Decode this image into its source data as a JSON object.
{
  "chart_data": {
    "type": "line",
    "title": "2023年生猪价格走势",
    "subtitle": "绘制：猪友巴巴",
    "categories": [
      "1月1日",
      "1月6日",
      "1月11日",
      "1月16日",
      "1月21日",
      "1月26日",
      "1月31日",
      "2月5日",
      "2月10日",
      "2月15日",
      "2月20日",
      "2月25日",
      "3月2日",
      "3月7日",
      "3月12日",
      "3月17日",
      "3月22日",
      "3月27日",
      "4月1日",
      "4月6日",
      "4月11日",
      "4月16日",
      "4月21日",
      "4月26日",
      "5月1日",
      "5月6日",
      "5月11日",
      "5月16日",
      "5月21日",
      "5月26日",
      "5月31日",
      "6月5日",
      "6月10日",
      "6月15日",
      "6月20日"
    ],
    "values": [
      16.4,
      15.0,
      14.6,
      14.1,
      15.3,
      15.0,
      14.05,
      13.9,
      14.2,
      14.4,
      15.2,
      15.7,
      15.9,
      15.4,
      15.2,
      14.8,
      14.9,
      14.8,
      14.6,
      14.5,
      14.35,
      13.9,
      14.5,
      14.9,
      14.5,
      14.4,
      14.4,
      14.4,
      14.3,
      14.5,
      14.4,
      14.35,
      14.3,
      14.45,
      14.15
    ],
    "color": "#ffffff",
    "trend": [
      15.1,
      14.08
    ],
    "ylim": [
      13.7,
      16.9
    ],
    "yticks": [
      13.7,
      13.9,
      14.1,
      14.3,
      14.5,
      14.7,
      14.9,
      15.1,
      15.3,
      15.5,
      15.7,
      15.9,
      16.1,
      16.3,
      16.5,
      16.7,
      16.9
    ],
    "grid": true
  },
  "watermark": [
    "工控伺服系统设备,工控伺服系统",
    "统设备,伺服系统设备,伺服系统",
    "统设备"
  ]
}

━━━━━━━━━━━━━━━━━━━━━━━━━━━━━━

- _WRITTEN INSTRUCTION_: Extract the full set of entries word for word.

- _OUTPUT FOR THIS EXERCISE_:
Decode this image into its source data as a JSON object.
{
  "chart_data": {
    "type": "line",
    "title": "2023年生猪价格走势",
    "subtitle": "绘制：猪友巴巴",
    "categories": [
      "1月1日",
      "1月6日",
      "1月11日",
      "1月16日",
      "1月21日",
      "1月26日",
      "1月31日",
      "2月5日",
      "2月10日",
      "2月15日",
      "2月20日",
      "2月25日",
      "3月2日",
      "3月7日",
      "3月12日",
      "3月17日",
      "3月22日",
      "3月27日",
      "4月1日",
      "4月6日",
      "4月11日",
      "4月16日",
      "4月21日",
      "4月26日",
      "5月1日",
      "5月6日",
      "5月11日",
      "5月16日",
      "5月21日",
      "5月26日",
      "5月31日",
      "6月5日",
      "6月10日",
      "6月15日",
      "6月20日"
    ],
    "values": [
      16.4,
      15.0,
      14.6,
      14.1,
      15.3,
      15.0,
      14.05,
      13.9,
      14.2,
      14.4,
      15.2,
      15.7,
      15.9,
      15.4,
      15.2,
      14.8,
      14.9,
      14.8,
      14.6,
      14.5,
      14.35,
      13.9,
      14.5,
      14.9,
      14.5,
      14.4,
      14.4,
      14.4,
      14.3,
      14.5,
      14.4,
      14.35,
      14.3,
      14.45,
      14.15
    ],
    "color": "#ffffff",
    "trend": [
      15.1,
      14.08
    ],
    "ylim": [
      13.7,
      16.9
    ],
    "yticks": [
      13.7,
      13.9,
      14.1,
      14.3,
      14.5,
      14.7,
      14.9,
      15.1,
      15.3,
      15.5,
      15.7,
      15.9,
      16.1,
      16.3,
      16.5,
      16.7,
      16.9
    ],
    "grid": true
  },
  "watermark": [
    "工控伺服系统设备,工控伺服系统",
    "统设备,伺服系统设备,伺服系统",
    "统设备"
  ]
}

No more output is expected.